Extracted data:
* * * * * * *

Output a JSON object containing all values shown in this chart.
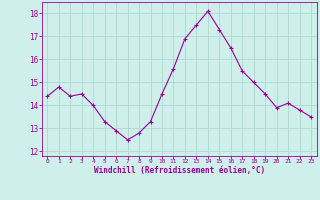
{
  "x": [
    0,
    1,
    2,
    3,
    4,
    5,
    6,
    7,
    8,
    9,
    10,
    11,
    12,
    13,
    14,
    15,
    16,
    17,
    18,
    19,
    20,
    21,
    22,
    23
  ],
  "y": [
    14.4,
    14.8,
    14.4,
    14.5,
    14.0,
    13.3,
    12.9,
    12.5,
    12.8,
    13.3,
    14.5,
    15.6,
    16.9,
    17.5,
    18.1,
    17.3,
    16.5,
    15.5,
    15.0,
    14.5,
    13.9,
    14.1,
    13.8,
    13.5
  ],
  "line_color": "#990099",
  "marker": "+",
  "marker_size": 3,
  "line_width": 0.8,
  "bg_color": "#cff0ea",
  "grid_color": "#aad8d4",
  "xlabel": "Windchill (Refroidissement éolien,°C)",
  "tick_color": "#990099",
  "ylim": [
    11.8,
    18.5
  ],
  "xlim": [
    -0.5,
    23.5
  ],
  "yticks": [
    12,
    13,
    14,
    15,
    16,
    17,
    18
  ],
  "xticks": [
    0,
    1,
    2,
    3,
    4,
    5,
    6,
    7,
    8,
    9,
    10,
    11,
    12,
    13,
    14,
    15,
    16,
    17,
    18,
    19,
    20,
    21,
    22,
    23
  ]
}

* * * * * * *

Your goal:
Make an exact copy of the listing above. Do not include the pictures.

Written response:
Output a JSON object containing all values shown in this chart.
{
  "x": [
    0,
    1,
    2,
    3,
    4,
    5,
    6,
    7,
    8,
    9,
    10,
    11,
    12,
    13,
    14,
    15,
    16,
    17,
    18,
    19,
    20,
    21,
    22,
    23
  ],
  "y": [
    14.4,
    14.8,
    14.4,
    14.5,
    14.0,
    13.3,
    12.9,
    12.5,
    12.8,
    13.3,
    14.5,
    15.6,
    16.9,
    17.5,
    18.1,
    17.3,
    16.5,
    15.5,
    15.0,
    14.5,
    13.9,
    14.1,
    13.8,
    13.5
  ],
  "line_color": "#990099",
  "marker": "+",
  "marker_size": 3,
  "line_width": 0.8,
  "bg_color": "#cff0ea",
  "grid_color": "#aad8d4",
  "xlabel": "Windchill (Refroidissement éolien,°C)",
  "tick_color": "#990099",
  "ylim": [
    11.8,
    18.5
  ],
  "xlim": [
    -0.5,
    23.5
  ],
  "yticks": [
    12,
    13,
    14,
    15,
    16,
    17,
    18
  ],
  "xticks": [
    0,
    1,
    2,
    3,
    4,
    5,
    6,
    7,
    8,
    9,
    10,
    11,
    12,
    13,
    14,
    15,
    16,
    17,
    18,
    19,
    20,
    21,
    22,
    23
  ]
}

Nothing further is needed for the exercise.